> _What is asked_:
Extend the commentary on the Russian film Leviathan, picking up right after its last sentence.

> _Provided passage_:
^^^^^^^^

Following Russia’s invasion of Ukraine, Leviathan faced an uphill public-relations battle. But Leviathan’s bleak portrait of contemporary Russian life actually confirms many of the reasons why Americans have been largely dubious about Russia’s ability to reform following communism’s collapse.

That doubt has been reflected in popular culture. Since 1991, Hollywood has documented American mistrust of post-Soviet Russia in a series of films – for example, The Saint, Airforce One, The Golden Compass of 2006, Salt, and The November Man. Russian President Vladimir Putin’s thuggish foreign policy has proved these Russophobes right, so nominating Leviathan, the superb biopsy of his regime, seemed only right.

And, though Oscar did not anoint Leviathan, the film deserves all of the accolades it has received. Directed by Andrey Zvyagintsev in an eerie style that one might call the “realism of despair,” the film is both epic and deeply nuanced. The title harks back to the book of Job and recalls Herman Melville’s Moby Dick.

^^^^^^^^

> _Supplied data_:
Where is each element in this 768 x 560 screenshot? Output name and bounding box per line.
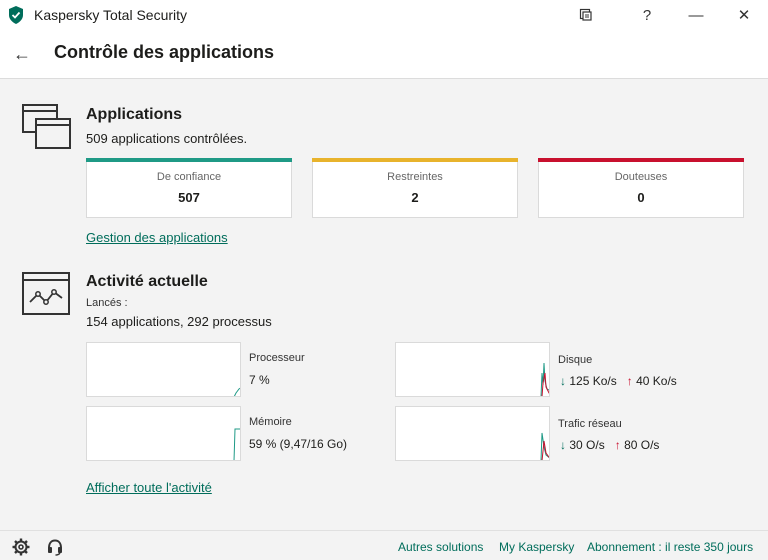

^^^^^^^^

> _Response below_:
Set in a small town on the Barents Sea, Leviathan shows that there is no escape, not even in the Arctic, from the Moscow-centric state and its hypocritical doppelganger, the Orthodox Church. The giant skeleton of a whale – possibly Leviathan itself – is beached on the shoreline, along with the carcasses of old boats, beneath a severe gray sky that frames a human landscape of political abuse, adultery, lawlessness, and the cynicism of all-powerful priests.

The story, akin to Alexander Solzhenitsyn’s ambitious 1962 masterpiece One Day in the Life of Ivan Denisovich, steadily indicts the corruption of state power – a power ever-willing to kill and to align itself with an even more corrupt power, the Orthodox Church. Like communism, which once promised absolution for the worst crimes in exchange for loyalty, Russia’s current state religion allows, even encourages, misdeeds – including murder – so long as one is loyal to God.

Nikolai, Leviathan’s hotheaded main character, sees his life consumed by the fight to save his seashore property from the town’s mayor. “I’ll kill him if he builds a palace here,” shouts Nikolai, in a reference to current Russian leaders’ proclivity for erecting garish monuments to their personal splendor: Putin’s Italianate palace on the Black sea, for example, allegedly cost more than $1 billion.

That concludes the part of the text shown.